> GIVEN ENTRIES:
---
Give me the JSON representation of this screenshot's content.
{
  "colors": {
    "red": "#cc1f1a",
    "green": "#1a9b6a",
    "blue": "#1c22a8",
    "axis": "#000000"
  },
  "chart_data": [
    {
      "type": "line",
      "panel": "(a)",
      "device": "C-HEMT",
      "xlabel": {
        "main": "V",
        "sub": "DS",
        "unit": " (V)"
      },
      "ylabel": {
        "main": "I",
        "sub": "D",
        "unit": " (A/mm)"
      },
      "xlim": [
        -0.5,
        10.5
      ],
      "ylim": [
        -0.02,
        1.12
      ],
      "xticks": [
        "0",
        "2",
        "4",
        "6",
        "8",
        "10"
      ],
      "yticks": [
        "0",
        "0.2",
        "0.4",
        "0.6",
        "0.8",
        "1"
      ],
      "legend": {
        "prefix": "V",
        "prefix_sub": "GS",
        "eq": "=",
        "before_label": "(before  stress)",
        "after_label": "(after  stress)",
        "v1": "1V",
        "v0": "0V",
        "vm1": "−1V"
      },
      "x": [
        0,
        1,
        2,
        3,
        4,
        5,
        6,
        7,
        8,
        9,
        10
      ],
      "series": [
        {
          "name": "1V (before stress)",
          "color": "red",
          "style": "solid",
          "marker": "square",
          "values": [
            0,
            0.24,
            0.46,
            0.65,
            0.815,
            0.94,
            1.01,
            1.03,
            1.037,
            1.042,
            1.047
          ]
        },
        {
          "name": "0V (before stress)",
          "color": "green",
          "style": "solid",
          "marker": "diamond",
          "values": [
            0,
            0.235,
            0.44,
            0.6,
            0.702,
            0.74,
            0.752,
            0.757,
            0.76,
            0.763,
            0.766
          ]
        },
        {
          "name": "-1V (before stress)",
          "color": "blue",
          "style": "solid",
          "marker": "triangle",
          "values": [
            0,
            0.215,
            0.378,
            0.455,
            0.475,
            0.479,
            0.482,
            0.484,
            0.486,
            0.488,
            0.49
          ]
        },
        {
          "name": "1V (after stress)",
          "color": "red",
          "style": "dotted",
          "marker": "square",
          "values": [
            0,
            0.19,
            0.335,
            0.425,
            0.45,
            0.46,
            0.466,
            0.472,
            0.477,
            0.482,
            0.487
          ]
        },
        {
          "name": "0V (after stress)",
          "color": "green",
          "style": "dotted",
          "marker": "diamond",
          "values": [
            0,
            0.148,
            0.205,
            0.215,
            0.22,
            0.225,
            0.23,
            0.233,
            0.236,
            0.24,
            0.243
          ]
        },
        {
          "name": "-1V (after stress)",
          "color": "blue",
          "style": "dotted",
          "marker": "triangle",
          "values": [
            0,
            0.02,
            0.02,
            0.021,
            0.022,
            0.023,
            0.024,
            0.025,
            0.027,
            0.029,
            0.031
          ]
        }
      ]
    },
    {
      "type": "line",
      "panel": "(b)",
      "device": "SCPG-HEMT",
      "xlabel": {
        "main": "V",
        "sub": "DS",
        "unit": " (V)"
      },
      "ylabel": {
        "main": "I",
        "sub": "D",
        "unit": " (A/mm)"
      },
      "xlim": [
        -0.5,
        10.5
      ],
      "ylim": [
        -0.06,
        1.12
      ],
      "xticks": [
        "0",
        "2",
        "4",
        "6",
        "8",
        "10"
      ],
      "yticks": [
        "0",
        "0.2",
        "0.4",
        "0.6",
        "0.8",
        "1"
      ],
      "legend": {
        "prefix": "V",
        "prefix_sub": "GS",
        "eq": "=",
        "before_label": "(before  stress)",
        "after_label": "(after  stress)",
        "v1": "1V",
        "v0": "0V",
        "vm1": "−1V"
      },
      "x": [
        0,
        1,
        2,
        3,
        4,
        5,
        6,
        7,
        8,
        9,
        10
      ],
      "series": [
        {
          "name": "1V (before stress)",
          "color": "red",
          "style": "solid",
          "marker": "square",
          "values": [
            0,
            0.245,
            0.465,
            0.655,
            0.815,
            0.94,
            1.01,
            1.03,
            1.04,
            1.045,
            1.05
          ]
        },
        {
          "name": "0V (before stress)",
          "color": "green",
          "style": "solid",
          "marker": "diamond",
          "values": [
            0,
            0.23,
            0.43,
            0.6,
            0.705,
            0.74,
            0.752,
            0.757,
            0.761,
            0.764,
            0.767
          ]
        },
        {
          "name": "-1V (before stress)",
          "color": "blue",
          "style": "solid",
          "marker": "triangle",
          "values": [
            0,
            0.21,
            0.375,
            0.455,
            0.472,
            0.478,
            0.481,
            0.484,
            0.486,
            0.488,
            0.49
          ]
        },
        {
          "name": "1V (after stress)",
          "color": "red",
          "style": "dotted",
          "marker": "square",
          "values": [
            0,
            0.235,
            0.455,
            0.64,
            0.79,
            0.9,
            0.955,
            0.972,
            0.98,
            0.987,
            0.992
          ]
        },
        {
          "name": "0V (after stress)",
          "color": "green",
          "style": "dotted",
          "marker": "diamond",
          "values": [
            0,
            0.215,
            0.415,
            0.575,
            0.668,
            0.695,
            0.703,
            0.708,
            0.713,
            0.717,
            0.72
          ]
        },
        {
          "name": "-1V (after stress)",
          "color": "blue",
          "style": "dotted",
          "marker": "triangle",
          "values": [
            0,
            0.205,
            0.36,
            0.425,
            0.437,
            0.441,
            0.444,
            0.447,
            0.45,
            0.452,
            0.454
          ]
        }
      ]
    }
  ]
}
---
Extract each entry in full, exactly as given.

Give me the JSON representation of this screenshot's content.
{
  "colors": {
    "red": "#cc1f1a",
    "green": "#1a9b6a",
    "blue": "#1c22a8",
    "axis": "#000000"
  },
  "chart_data": [
    {
      "type": "line",
      "panel": "(a)",
      "device": "C-HEMT",
      "xlabel": {
        "main": "V",
        "sub": "DS",
        "unit": " (V)"
      },
      "ylabel": {
        "main": "I",
        "sub": "D",
        "unit": " (A/mm)"
      },
      "xlim": [
        -0.5,
        10.5
      ],
      "ylim": [
        -0.02,
        1.12
      ],
      "xticks": [
        "0",
        "2",
        "4",
        "6",
        "8",
        "10"
      ],
      "yticks": [
        "0",
        "0.2",
        "0.4",
        "0.6",
        "0.8",
        "1"
      ],
      "legend": {
        "prefix": "V",
        "prefix_sub": "GS",
        "eq": "=",
        "before_label": "(before  stress)",
        "after_label": "(after  stress)",
        "v1": "1V",
        "v0": "0V",
        "vm1": "−1V"
      },
      "x": [
        0,
        1,
        2,
        3,
        4,
        5,
        6,
        7,
        8,
        9,
        10
      ],
      "series": [
        {
          "name": "1V (before stress)",
          "color": "red",
          "style": "solid",
          "marker": "square",
          "values": [
            0,
            0.24,
            0.46,
            0.65,
            0.815,
            0.94,
            1.01,
            1.03,
            1.037,
            1.042,
            1.047
          ]
        },
        {
          "name": "0V (before stress)",
          "color": "green",
          "style": "solid",
          "marker": "diamond",
          "values": [
            0,
            0.235,
            0.44,
            0.6,
            0.702,
            0.74,
            0.752,
            0.757,
            0.76,
            0.763,
            0.766
          ]
        },
        {
          "name": "-1V (before stress)",
          "color": "blue",
          "style": "solid",
          "marker": "triangle",
          "values": [
            0,
            0.215,
            0.378,
            0.455,
            0.475,
            0.479,
            0.482,
            0.484,
            0.486,
            0.488,
            0.49
          ]
        },
        {
          "name": "1V (after stress)",
          "color": "red",
          "style": "dotted",
          "marker": "square",
          "values": [
            0,
            0.19,
            0.335,
            0.425,
            0.45,
            0.46,
            0.466,
            0.472,
            0.477,
            0.482,
            0.487
          ]
        },
        {
          "name": "0V (after stress)",
          "color": "green",
          "style": "dotted",
          "marker": "diamond",
          "values": [
            0,
            0.148,
            0.205,
            0.215,
            0.22,
            0.225,
            0.23,
            0.233,
            0.236,
            0.24,
            0.243
          ]
        },
        {
          "name": "-1V (after stress)",
          "color": "blue",
          "style": "dotted",
          "marker": "triangle",
          "values": [
            0,
            0.02,
            0.02,
            0.021,
            0.022,
            0.023,
            0.024,
            0.025,
            0.027,
            0.029,
            0.031
          ]
        }
      ]
    },
    {
      "type": "line",
      "panel": "(b)",
      "device": "SCPG-HEMT",
      "xlabel": {
        "main": "V",
        "sub": "DS",
        "unit": " (V)"
      },
      "ylabel": {
        "main": "I",
        "sub": "D",
        "unit": " (A/mm)"
      },
      "xlim": [
        -0.5,
        10.5
      ],
      "ylim": [
        -0.06,
        1.12
      ],
      "xticks": [
        "0",
        "2",
        "4",
        "6",
        "8",
        "10"
      ],
      "yticks": [
        "0",
        "0.2",
        "0.4",
        "0.6",
        "0.8",
        "1"
      ],
      "legend": {
        "prefix": "V",
        "prefix_sub": "GS",
        "eq": "=",
        "before_label": "(before  stress)",
        "after_label": "(after  stress)",
        "v1": "1V",
        "v0": "0V",
        "vm1": "−1V"
      },
      "x": [
        0,
        1,
        2,
        3,
        4,
        5,
        6,
        7,
        8,
        9,
        10
      ],
      "series": [
        {
          "name": "1V (before stress)",
          "color": "red",
          "style": "solid",
          "marker": "square",
          "values": [
            0,
            0.245,
            0.465,
            0.655,
            0.815,
            0.94,
            1.01,
            1.03,
            1.04,
            1.045,
            1.05
          ]
        },
        {
          "name": "0V (before stress)",
          "color": "green",
          "style": "solid",
          "marker": "diamond",
          "values": [
            0,
            0.23,
            0.43,
            0.6,
            0.705,
            0.74,
            0.752,
            0.757,
            0.761,
            0.764,
            0.767
          ]
        },
        {
          "name": "-1V (before stress)",
          "color": "blue",
          "style": "solid",
          "marker": "triangle",
          "values": [
            0,
            0.21,
            0.375,
            0.455,
            0.472,
            0.478,
            0.481,
            0.484,
            0.486,
            0.488,
            0.49
          ]
        },
        {
          "name": "1V (after stress)",
          "color": "red",
          "style": "dotted",
          "marker": "square",
          "values": [
            0,
            0.235,
            0.455,
            0.64,
            0.79,
            0.9,
            0.955,
            0.972,
            0.98,
            0.987,
            0.992
          ]
        },
        {
          "name": "0V (after stress)",
          "color": "green",
          "style": "dotted",
          "marker": "diamond",
          "values": [
            0,
            0.215,
            0.415,
            0.575,
            0.668,
            0.695,
            0.703,
            0.708,
            0.713,
            0.717,
            0.72
          ]
        },
        {
          "name": "-1V (after stress)",
          "color": "blue",
          "style": "dotted",
          "marker": "triangle",
          "values": [
            0,
            0.205,
            0.36,
            0.425,
            0.437,
            0.441,
            0.444,
            0.447,
            0.45,
            0.452,
            0.454
          ]
        }
      ]
    }
  ]
}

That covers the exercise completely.